>> Begin Given entries

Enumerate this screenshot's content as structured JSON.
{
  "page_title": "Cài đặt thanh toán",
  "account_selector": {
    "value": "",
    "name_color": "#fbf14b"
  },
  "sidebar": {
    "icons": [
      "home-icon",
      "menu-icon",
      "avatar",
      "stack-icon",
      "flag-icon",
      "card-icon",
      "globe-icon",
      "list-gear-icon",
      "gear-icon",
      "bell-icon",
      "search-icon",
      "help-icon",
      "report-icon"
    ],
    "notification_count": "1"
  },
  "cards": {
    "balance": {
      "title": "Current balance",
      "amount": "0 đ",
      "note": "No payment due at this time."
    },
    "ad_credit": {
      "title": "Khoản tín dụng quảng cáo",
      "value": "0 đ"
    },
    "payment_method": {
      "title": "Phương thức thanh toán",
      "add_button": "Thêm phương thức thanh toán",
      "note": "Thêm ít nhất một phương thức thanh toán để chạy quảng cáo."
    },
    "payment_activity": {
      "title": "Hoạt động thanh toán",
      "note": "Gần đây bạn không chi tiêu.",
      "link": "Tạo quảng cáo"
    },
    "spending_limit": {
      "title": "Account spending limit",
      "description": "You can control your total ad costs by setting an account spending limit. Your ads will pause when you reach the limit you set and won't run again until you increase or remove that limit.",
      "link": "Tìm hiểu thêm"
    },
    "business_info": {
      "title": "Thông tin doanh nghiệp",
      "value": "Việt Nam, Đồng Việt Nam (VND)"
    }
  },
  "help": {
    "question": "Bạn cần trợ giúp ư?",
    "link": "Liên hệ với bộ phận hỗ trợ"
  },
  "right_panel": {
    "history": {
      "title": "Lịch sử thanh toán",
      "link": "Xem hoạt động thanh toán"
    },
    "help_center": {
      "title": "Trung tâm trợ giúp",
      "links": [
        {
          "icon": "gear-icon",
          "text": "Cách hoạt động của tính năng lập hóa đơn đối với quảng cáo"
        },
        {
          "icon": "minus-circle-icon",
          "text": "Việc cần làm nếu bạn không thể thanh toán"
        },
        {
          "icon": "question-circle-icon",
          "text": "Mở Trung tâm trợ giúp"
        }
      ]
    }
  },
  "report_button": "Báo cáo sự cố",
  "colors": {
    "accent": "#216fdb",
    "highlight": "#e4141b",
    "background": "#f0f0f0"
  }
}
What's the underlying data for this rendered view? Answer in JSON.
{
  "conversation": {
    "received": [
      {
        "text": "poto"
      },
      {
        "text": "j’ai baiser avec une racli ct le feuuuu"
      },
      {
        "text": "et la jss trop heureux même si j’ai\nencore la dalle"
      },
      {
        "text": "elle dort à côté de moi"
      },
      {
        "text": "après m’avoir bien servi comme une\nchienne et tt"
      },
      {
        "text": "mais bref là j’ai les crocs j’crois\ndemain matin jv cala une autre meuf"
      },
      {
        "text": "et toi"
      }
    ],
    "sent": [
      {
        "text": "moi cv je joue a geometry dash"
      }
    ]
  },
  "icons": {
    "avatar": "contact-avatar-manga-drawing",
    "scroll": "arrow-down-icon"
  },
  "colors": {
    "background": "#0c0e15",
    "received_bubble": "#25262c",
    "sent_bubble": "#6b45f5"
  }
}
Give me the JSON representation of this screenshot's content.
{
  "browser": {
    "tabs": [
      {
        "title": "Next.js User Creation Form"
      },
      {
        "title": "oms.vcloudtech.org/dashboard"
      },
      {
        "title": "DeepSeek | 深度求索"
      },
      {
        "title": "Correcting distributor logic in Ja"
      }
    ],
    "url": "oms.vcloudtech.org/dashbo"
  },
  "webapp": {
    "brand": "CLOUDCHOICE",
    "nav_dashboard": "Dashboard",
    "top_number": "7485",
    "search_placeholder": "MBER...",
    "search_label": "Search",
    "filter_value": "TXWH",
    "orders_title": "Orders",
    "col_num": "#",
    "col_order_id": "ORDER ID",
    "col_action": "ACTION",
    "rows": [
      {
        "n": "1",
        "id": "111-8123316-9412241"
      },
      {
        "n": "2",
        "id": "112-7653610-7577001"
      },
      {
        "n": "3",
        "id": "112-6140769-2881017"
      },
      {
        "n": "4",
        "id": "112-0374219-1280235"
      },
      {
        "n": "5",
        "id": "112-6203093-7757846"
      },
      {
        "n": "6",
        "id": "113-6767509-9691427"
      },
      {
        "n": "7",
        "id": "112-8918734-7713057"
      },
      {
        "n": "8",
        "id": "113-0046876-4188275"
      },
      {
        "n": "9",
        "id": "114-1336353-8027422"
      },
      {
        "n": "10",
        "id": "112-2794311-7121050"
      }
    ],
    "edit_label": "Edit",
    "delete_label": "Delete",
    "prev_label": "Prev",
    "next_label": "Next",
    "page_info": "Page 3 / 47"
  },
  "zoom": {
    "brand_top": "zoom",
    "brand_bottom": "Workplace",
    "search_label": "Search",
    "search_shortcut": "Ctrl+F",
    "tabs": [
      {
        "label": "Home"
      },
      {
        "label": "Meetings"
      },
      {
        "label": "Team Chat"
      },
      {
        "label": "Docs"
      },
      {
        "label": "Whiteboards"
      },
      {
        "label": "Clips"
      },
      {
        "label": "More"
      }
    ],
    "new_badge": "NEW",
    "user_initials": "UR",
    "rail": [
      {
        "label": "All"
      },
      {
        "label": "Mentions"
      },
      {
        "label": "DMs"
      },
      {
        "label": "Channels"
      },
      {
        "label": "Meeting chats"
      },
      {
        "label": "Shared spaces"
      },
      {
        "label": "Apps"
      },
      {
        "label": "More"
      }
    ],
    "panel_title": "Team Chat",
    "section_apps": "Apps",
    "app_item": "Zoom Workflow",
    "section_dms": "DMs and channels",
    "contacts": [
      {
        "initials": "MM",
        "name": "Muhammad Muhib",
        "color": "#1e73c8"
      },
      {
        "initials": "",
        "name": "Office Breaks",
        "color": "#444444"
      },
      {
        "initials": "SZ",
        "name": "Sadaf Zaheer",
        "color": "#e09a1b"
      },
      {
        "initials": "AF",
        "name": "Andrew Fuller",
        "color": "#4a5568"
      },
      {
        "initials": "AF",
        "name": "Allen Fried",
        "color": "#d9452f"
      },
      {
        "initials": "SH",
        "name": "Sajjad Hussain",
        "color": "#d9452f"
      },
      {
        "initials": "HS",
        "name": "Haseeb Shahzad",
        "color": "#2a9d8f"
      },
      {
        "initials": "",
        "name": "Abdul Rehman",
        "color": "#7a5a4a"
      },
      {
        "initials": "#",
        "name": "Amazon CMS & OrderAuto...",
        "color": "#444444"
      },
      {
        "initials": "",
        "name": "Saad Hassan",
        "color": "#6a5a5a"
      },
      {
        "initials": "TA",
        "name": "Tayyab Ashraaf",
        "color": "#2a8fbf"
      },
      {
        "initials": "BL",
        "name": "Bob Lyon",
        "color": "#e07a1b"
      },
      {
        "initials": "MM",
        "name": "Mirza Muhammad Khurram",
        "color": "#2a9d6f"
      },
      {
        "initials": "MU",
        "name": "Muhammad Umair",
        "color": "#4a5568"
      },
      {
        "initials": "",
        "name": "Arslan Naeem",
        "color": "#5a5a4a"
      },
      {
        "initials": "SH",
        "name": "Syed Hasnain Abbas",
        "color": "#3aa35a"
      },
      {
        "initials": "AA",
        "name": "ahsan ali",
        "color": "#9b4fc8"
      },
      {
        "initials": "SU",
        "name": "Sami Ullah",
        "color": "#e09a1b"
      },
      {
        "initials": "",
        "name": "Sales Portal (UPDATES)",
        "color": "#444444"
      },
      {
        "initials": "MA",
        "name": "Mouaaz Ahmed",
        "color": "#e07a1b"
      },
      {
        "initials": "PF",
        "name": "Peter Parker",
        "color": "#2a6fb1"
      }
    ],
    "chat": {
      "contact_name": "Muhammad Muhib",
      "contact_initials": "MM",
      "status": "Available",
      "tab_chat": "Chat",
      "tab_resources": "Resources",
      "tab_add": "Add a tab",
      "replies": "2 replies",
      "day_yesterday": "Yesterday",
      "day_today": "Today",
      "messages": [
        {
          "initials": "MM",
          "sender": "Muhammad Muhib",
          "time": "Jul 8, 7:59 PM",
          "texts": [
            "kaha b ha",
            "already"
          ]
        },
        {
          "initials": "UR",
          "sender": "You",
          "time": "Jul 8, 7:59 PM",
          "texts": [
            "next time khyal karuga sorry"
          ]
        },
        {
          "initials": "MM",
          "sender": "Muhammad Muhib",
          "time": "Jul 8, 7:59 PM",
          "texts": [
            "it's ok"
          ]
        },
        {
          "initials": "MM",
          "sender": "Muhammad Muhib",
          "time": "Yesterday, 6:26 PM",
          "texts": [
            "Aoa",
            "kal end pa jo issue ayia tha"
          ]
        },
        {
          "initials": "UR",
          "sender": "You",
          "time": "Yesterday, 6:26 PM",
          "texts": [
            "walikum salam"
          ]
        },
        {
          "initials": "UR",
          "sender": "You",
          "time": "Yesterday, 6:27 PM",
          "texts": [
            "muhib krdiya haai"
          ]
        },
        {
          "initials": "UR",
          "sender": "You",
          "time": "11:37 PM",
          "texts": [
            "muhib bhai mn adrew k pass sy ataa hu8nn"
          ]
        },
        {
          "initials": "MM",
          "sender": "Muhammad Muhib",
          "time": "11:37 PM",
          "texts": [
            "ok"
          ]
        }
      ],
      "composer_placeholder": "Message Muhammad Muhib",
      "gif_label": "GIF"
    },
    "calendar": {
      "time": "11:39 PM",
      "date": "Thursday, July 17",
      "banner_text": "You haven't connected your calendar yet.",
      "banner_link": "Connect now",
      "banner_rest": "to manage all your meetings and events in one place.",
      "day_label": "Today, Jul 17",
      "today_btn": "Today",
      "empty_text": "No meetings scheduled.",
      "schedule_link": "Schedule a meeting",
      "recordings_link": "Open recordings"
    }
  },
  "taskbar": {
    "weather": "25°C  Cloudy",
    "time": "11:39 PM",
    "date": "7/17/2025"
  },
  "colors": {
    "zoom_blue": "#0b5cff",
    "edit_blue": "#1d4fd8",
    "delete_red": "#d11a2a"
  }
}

>> End Given entries

Problem description:
Scan the material above. Copy each line where "quảng" occurs.

Correct result:
      "title": "Khoản tín dụng quảng cáo",
      "note": "Thêm ít nhất một phương thức thanh toán để chạy quảng cáo."
      "link": "Tạo quảng cáo"
          "text": "Cách hoạt động của tính năng lập hóa đơn đối với quảng cáo"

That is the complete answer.